● **Given problem**:
Every record below should be printed exactly as it appears.

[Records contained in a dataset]
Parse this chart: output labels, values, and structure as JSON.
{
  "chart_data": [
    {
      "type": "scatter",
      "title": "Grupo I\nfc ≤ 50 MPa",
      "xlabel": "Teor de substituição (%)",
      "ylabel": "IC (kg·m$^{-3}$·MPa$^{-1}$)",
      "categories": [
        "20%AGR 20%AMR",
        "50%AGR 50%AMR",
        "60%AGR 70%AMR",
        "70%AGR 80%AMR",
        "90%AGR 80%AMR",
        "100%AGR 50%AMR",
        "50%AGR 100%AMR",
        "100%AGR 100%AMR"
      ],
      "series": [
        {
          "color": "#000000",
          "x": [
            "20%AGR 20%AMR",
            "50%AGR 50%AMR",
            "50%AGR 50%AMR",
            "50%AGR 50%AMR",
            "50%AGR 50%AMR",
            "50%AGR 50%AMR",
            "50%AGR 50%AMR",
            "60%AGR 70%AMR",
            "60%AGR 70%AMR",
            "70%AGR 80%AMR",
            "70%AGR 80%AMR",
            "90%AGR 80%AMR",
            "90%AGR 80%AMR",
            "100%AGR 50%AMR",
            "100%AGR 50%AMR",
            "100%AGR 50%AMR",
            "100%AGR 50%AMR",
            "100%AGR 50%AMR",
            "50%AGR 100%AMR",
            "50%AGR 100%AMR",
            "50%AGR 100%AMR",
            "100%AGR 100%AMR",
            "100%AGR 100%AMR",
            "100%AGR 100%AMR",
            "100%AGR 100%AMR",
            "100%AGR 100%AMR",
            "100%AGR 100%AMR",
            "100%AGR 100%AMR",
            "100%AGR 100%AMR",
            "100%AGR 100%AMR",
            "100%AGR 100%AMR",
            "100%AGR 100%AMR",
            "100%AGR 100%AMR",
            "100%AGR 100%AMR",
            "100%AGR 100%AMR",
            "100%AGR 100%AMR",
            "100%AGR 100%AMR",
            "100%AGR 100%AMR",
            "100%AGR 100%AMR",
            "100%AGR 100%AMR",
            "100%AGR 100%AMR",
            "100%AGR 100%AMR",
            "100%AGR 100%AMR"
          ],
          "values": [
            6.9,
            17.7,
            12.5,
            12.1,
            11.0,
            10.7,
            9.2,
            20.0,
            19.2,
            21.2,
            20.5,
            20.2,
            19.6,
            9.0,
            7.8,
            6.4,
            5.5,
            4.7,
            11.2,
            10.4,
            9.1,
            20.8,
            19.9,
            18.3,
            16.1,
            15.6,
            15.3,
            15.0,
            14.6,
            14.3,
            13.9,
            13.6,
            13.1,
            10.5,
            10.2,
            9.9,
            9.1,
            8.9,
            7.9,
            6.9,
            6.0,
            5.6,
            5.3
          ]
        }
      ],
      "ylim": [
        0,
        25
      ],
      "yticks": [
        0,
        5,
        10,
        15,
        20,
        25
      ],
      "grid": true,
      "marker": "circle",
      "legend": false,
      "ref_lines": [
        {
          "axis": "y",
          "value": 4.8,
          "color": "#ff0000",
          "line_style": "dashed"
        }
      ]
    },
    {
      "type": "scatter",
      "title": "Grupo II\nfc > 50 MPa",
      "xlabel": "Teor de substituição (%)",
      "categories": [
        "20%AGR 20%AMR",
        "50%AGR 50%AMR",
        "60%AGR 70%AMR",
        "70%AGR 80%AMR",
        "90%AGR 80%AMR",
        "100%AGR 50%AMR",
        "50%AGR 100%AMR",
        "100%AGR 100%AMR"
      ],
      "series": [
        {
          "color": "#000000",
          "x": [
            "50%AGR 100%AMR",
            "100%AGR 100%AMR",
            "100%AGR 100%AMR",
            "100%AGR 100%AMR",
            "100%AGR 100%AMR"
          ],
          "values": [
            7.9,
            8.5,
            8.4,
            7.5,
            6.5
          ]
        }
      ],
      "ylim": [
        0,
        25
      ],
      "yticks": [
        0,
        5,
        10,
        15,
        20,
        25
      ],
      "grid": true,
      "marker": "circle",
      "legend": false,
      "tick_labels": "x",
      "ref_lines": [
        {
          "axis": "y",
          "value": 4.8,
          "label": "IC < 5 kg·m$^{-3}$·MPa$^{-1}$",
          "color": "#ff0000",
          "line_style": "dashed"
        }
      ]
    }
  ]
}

● **The completed task**:
Parse this chart: output labels, values, and structure as JSON.
{
  "chart_data": [
    {
      "type": "scatter",
      "title": "Grupo I\nfc ≤ 50 MPa",
      "xlabel": "Teor de substituição (%)",
      "ylabel": "IC (kg·m$^{-3}$·MPa$^{-1}$)",
      "categories": [
        "20%AGR 20%AMR",
        "50%AGR 50%AMR",
        "60%AGR 70%AMR",
        "70%AGR 80%AMR",
        "90%AGR 80%AMR",
        "100%AGR 50%AMR",
        "50%AGR 100%AMR",
        "100%AGR 100%AMR"
      ],
      "series": [
        {
          "color": "#000000",
          "x": [
            "20%AGR 20%AMR",
            "50%AGR 50%AMR",
            "50%AGR 50%AMR",
            "50%AGR 50%AMR",
            "50%AGR 50%AMR",
            "50%AGR 50%AMR",
            "50%AGR 50%AMR",
            "60%AGR 70%AMR",
            "60%AGR 70%AMR",
            "70%AGR 80%AMR",
            "70%AGR 80%AMR",
            "90%AGR 80%AMR",
            "90%AGR 80%AMR",
            "100%AGR 50%AMR",
            "100%AGR 50%AMR",
            "100%AGR 50%AMR",
            "100%AGR 50%AMR",
            "100%AGR 50%AMR",
            "50%AGR 100%AMR",
            "50%AGR 100%AMR",
            "50%AGR 100%AMR",
            "100%AGR 100%AMR",
            "100%AGR 100%AMR",
            "100%AGR 100%AMR",
            "100%AGR 100%AMR",
            "100%AGR 100%AMR",
            "100%AGR 100%AMR",
            "100%AGR 100%AMR",
            "100%AGR 100%AMR",
            "100%AGR 100%AMR",
            "100%AGR 100%AMR",
            "100%AGR 100%AMR",
            "100%AGR 100%AMR",
            "100%AGR 100%AMR",
            "100%AGR 100%AMR",
            "100%AGR 100%AMR",
            "100%AGR 100%AMR",
            "100%AGR 100%AMR",
            "100%AGR 100%AMR",
            "100%AGR 100%AMR",
            "100%AGR 100%AMR",
            "100%AGR 100%AMR",
            "100%AGR 100%AMR"
          ],
          "values": [
            6.9,
            17.7,
            12.5,
            12.1,
            11.0,
            10.7,
            9.2,
            20.0,
            19.2,
            21.2,
            20.5,
            20.2,
            19.6,
            9.0,
            7.8,
            6.4,
            5.5,
            4.7,
            11.2,
            10.4,
            9.1,
            20.8,
            19.9,
            18.3,
            16.1,
            15.6,
            15.3,
            15.0,
            14.6,
            14.3,
            13.9,
            13.6,
            13.1,
            10.5,
            10.2,
            9.9,
            9.1,
            8.9,
            7.9,
            6.9,
            6.0,
            5.6,
            5.3
          ]
        }
      ],
      "ylim": [
        0,
        25
      ],
      "yticks": [
        0,
        5,
        10,
        15,
        20,
        25
      ],
      "grid": true,
      "marker": "circle",
      "legend": false,
      "ref_lines": [
        {
          "axis": "y",
          "value": 4.8,
          "color": "#ff0000",
          "line_style": "dashed"
        }
      ]
    },
    {
      "type": "scatter",
      "title": "Grupo II\nfc > 50 MPa",
      "xlabel": "Teor de substituição (%)",
      "categories": [
        "20%AGR 20%AMR",
        "50%AGR 50%AMR",
        "60%AGR 70%AMR",
        "70%AGR 80%AMR",
        "90%AGR 80%AMR",
        "100%AGR 50%AMR",
        "50%AGR 100%AMR",
        "100%AGR 100%AMR"
      ],
      "series": [
        {
          "color": "#000000",
          "x": [
            "50%AGR 100%AMR",
            "100%AGR 100%AMR",
            "100%AGR 100%AMR",
            "100%AGR 100%AMR",
            "100%AGR 100%AMR"
          ],
          "values": [
            7.9,
            8.5,
            8.4,
            7.5,
            6.5
          ]
        }
      ],
      "ylim": [
        0,
        25
      ],
      "yticks": [
        0,
        5,
        10,
        15,
        20,
        25
      ],
      "grid": true,
      "marker": "circle",
      "legend": false,
      "tick_labels": "x",
      "ref_lines": [
        {
          "axis": "y",
          "value": 4.8,
          "label": "IC < 5 kg·m$^{-3}$·MPa$^{-1}$",
          "color": "#ff0000",
          "line_style": "dashed"
        }
      ]
    }
  ]
}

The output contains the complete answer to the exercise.